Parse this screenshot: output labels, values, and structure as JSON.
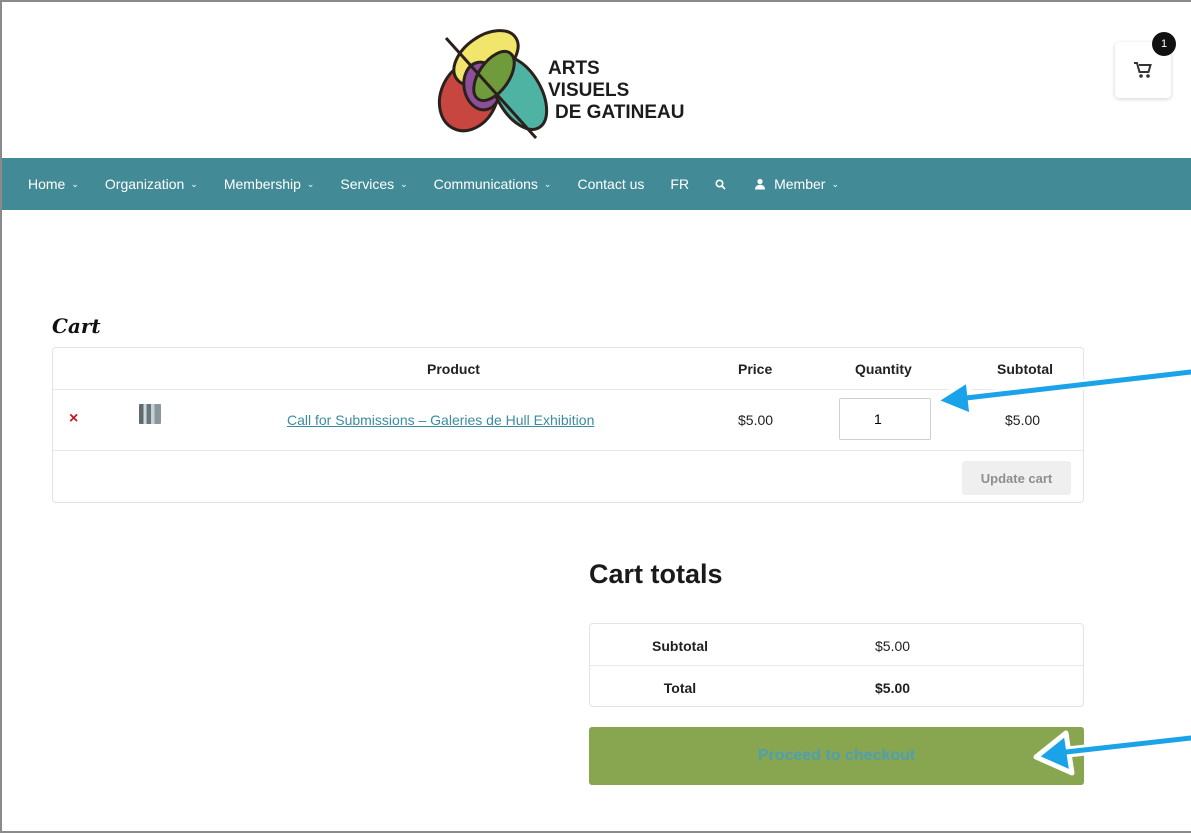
{
  "brand": {
    "line1": "ARTS",
    "line2": "VISUELS",
    "line3": "DE GATINEAU"
  },
  "cart_widget": {
    "count": "1",
    "icon": "shopping-cart-icon"
  },
  "nav": {
    "items": [
      {
        "label": "Home",
        "chevron": "⌄"
      },
      {
        "label": "Organization",
        "chevron": "⌄"
      },
      {
        "label": "Membership",
        "chevron": "⌄"
      },
      {
        "label": "Services",
        "chevron": "⌄"
      },
      {
        "label": "Communications",
        "chevron": "⌄"
      },
      {
        "label": "Contact us"
      },
      {
        "label": "FR"
      },
      {
        "label": "Member",
        "chevron": "⌄"
      }
    ],
    "search_icon": "search-icon",
    "user_icon": "user-icon"
  },
  "cart": {
    "title": "Cart",
    "headers": {
      "product": "Product",
      "price": "Price",
      "quantity": "Quantity",
      "subtotal": "Subtotal"
    },
    "items": [
      {
        "remove": "×",
        "name": "Call for Submissions – Galeries de Hull Exhibition",
        "price": "$5.00",
        "quantity": "1",
        "subtotal": "$5.00"
      }
    ],
    "update_label": "Update cart"
  },
  "totals": {
    "title": "Cart totals",
    "subtotal_label": "Subtotal",
    "subtotal_value": "$5.00",
    "total_label": "Total",
    "total_value": "$5.00",
    "checkout_label": "Proceed to checkout"
  },
  "colors": {
    "nav_bg": "#428a96",
    "checkout_bg": "#88a650",
    "link": "#3a8ca0",
    "annotation_arrow": "#1aa3e8"
  }
}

————————

All the material shown above is to be copied exactly, with no pictures carried over.

Parse this screenshot: output labels, values, and structure as JSON.
{
  "brand": {
    "line1": "ARTS",
    "line2": "VISUELS",
    "line3": "DE GATINEAU"
  },
  "cart_widget": {
    "count": "1",
    "icon": "shopping-cart-icon"
  },
  "nav": {
    "items": [
      {
        "label": "Home",
        "chevron": "⌄"
      },
      {
        "label": "Organization",
        "chevron": "⌄"
      },
      {
        "label": "Membership",
        "chevron": "⌄"
      },
      {
        "label": "Services",
        "chevron": "⌄"
      },
      {
        "label": "Communications",
        "chevron": "⌄"
      },
      {
        "label": "Contact us"
      },
      {
        "label": "FR"
      },
      {
        "label": "Member",
        "chevron": "⌄"
      }
    ],
    "search_icon": "search-icon",
    "user_icon": "user-icon"
  },
  "cart": {
    "title": "Cart",
    "headers": {
      "product": "Product",
      "price": "Price",
      "quantity": "Quantity",
      "subtotal": "Subtotal"
    },
    "items": [
      {
        "remove": "×",
        "name": "Call for Submissions – Galeries de Hull Exhibition",
        "price": "$5.00",
        "quantity": "1",
        "subtotal": "$5.00"
      }
    ],
    "update_label": "Update cart"
  },
  "totals": {
    "title": "Cart totals",
    "subtotal_label": "Subtotal",
    "subtotal_value": "$5.00",
    "total_label": "Total",
    "total_value": "$5.00",
    "checkout_label": "Proceed to checkout"
  },
  "colors": {
    "nav_bg": "#428a96",
    "checkout_bg": "#88a650",
    "link": "#3a8ca0",
    "annotation_arrow": "#1aa3e8"
  }
}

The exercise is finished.